## [Entries shown]
^^^^

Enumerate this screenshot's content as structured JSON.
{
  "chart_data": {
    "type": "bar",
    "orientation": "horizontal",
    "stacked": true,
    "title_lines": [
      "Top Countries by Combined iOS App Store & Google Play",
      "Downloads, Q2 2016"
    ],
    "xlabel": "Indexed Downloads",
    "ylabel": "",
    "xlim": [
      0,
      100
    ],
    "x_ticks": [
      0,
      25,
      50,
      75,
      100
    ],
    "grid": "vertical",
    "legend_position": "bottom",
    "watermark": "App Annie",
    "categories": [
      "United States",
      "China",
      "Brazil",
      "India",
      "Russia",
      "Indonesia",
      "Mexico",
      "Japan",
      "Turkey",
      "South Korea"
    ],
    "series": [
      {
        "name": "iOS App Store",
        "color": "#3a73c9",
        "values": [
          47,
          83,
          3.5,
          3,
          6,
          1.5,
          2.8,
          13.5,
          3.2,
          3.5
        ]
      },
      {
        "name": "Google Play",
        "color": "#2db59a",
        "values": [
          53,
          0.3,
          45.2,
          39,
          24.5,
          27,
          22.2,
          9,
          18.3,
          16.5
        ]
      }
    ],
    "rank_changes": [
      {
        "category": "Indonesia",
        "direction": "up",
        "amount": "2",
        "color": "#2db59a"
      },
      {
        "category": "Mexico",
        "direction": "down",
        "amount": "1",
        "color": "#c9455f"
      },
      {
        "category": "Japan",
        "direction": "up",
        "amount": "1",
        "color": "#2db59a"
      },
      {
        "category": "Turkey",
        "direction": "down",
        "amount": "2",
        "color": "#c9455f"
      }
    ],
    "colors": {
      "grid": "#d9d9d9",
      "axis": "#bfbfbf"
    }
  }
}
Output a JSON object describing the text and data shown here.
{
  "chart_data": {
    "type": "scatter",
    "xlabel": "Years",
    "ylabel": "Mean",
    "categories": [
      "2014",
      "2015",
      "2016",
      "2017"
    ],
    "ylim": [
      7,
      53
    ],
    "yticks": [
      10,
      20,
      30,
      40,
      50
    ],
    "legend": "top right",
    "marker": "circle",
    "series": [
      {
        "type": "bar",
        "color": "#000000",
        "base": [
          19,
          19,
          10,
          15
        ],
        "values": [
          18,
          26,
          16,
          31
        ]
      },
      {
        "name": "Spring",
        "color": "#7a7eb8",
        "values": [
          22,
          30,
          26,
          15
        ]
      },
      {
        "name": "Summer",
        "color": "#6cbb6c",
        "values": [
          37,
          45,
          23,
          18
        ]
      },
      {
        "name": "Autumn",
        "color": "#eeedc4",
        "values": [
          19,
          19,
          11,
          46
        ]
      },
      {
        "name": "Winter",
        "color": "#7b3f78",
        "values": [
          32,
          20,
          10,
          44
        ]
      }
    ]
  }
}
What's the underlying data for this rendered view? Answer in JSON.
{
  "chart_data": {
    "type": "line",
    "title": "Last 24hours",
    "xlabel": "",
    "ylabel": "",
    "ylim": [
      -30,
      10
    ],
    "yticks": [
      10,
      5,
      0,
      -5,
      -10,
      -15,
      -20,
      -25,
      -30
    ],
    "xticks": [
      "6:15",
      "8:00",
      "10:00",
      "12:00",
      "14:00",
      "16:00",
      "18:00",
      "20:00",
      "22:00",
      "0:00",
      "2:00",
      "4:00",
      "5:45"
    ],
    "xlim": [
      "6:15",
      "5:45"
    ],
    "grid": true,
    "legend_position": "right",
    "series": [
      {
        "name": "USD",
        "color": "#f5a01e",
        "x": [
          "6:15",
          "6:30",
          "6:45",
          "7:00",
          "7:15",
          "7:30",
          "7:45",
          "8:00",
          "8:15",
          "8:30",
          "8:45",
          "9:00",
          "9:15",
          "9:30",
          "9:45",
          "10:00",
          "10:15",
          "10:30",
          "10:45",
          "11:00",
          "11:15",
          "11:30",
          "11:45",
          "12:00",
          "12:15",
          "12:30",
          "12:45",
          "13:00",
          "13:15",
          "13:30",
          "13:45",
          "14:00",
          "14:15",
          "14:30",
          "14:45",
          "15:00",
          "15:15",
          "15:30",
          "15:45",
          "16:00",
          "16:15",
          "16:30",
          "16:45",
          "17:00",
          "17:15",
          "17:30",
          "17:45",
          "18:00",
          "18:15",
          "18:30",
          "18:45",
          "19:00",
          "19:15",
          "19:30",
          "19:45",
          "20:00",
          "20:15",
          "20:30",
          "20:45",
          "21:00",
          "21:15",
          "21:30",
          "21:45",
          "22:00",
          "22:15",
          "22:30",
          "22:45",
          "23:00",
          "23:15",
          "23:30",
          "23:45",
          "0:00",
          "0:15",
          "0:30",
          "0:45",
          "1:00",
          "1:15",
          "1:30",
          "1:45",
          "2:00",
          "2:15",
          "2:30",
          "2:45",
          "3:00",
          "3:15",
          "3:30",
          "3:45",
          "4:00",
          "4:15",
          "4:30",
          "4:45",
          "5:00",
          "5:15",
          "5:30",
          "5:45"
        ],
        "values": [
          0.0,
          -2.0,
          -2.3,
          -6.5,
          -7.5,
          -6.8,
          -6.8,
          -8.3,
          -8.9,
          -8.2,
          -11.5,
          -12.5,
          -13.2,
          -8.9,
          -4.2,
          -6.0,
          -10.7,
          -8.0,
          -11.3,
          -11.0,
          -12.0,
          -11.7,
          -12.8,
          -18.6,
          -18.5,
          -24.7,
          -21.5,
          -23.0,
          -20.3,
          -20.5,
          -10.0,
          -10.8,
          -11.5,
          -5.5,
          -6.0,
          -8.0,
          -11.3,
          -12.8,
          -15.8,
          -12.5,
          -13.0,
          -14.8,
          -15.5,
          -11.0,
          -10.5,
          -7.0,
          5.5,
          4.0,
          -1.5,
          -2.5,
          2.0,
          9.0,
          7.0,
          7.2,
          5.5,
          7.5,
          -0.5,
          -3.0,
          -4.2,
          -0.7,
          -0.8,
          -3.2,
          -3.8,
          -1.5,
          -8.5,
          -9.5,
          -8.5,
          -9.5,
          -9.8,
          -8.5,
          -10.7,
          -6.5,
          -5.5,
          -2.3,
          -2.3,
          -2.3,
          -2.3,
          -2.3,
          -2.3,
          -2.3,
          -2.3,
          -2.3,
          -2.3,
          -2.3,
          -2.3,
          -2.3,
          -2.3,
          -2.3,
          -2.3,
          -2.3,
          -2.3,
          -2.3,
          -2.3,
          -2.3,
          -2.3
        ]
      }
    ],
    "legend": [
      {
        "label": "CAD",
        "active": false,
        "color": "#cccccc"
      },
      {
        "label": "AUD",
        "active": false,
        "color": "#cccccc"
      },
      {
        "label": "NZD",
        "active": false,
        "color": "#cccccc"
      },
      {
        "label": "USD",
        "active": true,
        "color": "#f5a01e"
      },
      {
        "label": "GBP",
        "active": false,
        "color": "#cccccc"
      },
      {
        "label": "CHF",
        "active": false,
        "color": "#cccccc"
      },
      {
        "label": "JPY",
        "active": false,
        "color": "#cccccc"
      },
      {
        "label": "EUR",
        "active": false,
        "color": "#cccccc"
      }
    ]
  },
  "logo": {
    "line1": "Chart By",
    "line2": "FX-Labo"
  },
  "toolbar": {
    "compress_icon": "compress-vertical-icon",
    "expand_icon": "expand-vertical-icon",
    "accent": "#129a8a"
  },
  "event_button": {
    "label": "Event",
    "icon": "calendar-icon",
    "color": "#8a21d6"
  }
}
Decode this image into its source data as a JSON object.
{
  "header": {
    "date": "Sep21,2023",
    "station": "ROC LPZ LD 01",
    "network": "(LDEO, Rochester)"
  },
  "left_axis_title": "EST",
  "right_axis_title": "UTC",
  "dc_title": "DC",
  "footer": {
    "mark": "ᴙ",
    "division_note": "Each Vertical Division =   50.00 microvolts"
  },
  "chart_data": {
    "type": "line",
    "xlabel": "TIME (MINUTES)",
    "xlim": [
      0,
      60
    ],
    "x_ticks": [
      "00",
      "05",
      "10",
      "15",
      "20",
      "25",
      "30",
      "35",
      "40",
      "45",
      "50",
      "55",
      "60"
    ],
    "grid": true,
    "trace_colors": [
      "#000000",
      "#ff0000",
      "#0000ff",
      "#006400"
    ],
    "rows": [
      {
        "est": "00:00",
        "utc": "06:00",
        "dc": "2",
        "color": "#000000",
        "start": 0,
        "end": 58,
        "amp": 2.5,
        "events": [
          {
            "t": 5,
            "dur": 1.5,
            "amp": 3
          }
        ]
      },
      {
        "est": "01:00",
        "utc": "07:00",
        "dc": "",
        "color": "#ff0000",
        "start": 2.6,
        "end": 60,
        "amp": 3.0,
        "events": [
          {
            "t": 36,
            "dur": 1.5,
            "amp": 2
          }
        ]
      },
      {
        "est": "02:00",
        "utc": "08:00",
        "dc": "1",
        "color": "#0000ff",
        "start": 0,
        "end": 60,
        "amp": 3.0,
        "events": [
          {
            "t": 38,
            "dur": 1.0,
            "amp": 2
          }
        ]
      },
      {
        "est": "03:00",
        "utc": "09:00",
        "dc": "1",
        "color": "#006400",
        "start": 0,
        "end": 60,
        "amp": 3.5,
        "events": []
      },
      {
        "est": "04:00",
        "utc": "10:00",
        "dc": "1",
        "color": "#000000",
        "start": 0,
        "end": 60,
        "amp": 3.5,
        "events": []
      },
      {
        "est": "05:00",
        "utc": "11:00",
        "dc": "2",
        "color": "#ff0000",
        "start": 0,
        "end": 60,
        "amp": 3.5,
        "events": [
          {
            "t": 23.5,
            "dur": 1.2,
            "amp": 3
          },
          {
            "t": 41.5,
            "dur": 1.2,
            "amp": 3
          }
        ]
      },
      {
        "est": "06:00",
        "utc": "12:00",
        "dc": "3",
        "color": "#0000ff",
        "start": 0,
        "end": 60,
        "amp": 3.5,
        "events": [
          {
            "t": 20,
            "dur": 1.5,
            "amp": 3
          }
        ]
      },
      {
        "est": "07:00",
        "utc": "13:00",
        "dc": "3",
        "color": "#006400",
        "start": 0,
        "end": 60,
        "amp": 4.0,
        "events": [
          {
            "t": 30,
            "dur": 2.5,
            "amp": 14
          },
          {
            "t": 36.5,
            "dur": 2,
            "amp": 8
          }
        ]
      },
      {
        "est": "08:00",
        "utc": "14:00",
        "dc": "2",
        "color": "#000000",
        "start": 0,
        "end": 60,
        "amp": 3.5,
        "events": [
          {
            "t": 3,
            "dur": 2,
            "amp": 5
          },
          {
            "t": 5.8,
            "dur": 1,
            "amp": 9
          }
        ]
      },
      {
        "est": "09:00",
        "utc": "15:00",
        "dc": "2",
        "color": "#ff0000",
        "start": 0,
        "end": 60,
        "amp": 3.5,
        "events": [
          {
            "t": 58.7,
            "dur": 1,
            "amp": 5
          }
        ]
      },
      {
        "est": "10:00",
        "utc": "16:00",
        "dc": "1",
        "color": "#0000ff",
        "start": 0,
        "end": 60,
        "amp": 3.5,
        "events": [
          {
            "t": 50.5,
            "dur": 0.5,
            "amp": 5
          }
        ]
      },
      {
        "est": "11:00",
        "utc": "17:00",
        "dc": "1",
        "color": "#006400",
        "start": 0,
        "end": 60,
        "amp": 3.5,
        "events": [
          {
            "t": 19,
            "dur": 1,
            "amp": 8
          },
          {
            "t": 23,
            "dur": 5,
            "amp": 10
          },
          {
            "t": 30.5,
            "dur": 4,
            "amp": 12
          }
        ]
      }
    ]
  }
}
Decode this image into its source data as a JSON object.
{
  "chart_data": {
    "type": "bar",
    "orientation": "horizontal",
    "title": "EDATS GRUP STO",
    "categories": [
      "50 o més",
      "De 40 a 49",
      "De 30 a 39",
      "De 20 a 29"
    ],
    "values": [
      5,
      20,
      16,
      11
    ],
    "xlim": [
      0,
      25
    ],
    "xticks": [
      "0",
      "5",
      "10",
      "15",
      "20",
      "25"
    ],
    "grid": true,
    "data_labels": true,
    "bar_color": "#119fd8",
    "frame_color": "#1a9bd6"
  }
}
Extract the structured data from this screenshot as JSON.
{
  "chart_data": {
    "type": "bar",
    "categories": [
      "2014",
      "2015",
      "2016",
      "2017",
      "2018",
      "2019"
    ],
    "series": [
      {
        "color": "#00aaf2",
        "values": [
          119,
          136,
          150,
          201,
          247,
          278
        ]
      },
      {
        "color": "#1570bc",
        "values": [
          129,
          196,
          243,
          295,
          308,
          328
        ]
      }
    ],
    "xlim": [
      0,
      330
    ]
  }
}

^^^^

## [Challenge]
Return every line of the preceding records in which the word "Store" appears.

## [Written answer]
      "Top Countries by Combined iOS App Store & Google Play",
        "name": "iOS App Store",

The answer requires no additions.